- EXERCISE TASK -
From the listing below, extract every line containing "icon".

**********

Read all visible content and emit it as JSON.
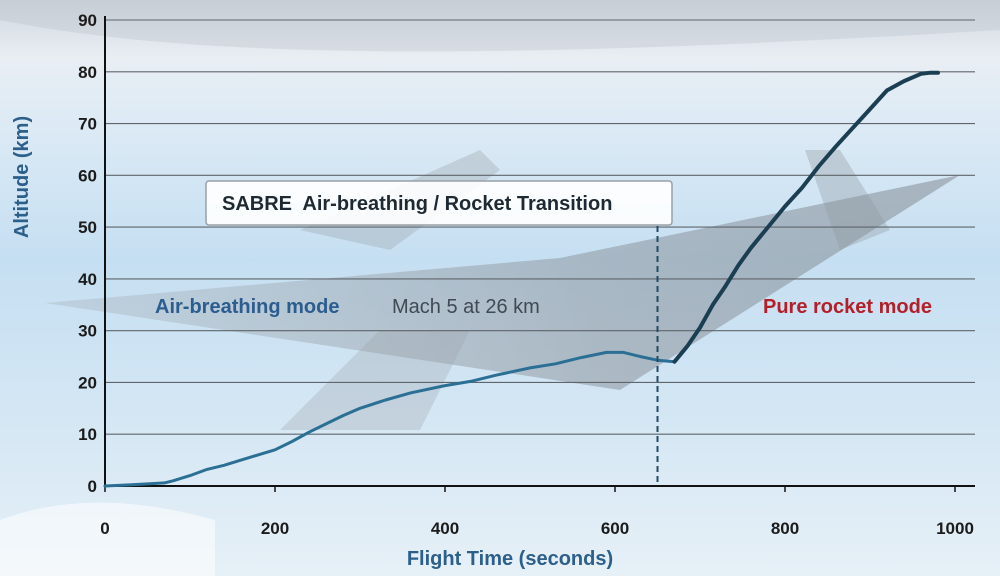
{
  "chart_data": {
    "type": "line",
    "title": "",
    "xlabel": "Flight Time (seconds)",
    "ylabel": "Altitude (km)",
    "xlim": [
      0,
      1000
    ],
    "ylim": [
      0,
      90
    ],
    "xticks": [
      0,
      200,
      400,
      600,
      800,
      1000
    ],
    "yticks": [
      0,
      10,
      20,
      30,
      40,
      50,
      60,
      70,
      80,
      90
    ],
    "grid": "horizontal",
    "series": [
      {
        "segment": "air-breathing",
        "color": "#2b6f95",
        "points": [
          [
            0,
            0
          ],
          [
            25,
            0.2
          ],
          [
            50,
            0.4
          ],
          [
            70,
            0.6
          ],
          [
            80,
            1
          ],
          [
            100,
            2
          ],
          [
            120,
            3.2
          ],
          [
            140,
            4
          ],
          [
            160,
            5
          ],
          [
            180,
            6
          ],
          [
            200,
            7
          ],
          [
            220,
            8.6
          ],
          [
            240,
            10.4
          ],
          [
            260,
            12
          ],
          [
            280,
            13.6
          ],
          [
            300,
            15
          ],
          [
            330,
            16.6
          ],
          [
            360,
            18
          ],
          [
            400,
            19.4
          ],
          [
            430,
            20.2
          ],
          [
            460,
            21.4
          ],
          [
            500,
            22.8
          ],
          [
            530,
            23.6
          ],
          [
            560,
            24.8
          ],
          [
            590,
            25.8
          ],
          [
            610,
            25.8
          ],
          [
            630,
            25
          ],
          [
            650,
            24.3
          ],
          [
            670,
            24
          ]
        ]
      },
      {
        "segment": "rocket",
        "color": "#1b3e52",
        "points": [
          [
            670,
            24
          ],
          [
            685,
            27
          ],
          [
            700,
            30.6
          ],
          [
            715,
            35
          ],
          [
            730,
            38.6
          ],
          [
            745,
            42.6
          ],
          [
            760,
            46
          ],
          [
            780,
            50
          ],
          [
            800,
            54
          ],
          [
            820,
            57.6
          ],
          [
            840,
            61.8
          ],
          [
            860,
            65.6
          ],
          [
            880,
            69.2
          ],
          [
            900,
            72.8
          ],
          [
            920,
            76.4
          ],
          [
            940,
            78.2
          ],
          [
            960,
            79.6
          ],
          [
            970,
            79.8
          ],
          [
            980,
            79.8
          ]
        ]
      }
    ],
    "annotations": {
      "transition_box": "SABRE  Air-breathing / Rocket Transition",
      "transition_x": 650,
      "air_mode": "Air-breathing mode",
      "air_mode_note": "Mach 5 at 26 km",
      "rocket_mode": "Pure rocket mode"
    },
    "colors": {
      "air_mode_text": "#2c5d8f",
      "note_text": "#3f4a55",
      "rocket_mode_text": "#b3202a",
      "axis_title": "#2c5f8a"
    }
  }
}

**********

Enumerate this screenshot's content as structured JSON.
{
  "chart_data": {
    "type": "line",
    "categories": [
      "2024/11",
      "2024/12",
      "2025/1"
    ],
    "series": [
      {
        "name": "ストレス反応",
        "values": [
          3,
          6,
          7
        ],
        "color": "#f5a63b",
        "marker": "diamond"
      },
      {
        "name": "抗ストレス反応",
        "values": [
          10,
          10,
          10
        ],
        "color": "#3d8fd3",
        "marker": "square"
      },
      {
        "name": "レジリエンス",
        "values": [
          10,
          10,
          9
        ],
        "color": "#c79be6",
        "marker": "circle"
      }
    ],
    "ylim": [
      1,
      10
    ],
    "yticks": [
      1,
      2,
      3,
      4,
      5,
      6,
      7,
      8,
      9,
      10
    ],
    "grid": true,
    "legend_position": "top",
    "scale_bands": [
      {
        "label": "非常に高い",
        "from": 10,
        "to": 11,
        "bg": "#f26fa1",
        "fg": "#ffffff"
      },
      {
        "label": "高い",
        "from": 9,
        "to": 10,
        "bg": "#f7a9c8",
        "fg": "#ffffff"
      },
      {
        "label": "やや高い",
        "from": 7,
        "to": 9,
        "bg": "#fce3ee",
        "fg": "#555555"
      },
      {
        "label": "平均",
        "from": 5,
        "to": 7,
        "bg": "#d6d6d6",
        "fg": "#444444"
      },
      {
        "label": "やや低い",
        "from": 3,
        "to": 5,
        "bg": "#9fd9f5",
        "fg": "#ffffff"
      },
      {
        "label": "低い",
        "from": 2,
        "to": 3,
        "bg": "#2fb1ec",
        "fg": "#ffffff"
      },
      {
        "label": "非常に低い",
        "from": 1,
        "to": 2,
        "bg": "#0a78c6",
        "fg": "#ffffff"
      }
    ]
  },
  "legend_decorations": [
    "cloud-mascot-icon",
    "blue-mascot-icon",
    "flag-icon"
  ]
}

**********

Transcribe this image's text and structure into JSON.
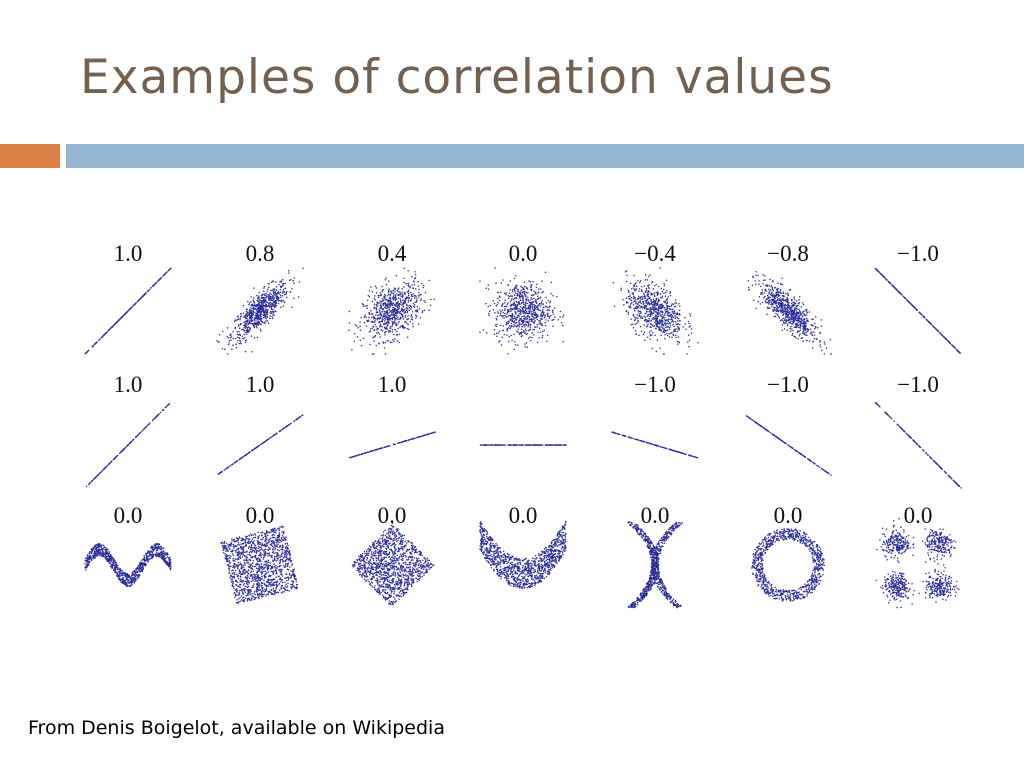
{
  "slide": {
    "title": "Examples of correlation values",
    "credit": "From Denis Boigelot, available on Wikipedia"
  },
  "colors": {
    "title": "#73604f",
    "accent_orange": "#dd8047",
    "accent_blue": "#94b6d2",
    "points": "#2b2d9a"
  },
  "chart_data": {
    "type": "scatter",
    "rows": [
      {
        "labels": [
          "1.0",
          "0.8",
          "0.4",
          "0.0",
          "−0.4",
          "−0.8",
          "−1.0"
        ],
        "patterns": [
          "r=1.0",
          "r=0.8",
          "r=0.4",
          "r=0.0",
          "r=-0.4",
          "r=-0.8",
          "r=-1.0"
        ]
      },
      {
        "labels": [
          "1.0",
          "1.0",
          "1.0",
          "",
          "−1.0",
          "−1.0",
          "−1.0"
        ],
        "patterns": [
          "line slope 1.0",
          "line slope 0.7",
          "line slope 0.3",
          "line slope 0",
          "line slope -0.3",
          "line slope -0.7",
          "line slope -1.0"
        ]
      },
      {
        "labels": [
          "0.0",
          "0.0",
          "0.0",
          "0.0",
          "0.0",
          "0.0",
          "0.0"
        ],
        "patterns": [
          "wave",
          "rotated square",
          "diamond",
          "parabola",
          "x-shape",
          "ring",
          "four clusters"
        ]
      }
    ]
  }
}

**********

- COMPLETE OUTPUT -
    "cloud-mascot-icon",
    "blue-mascot-icon",
    "flag-icon"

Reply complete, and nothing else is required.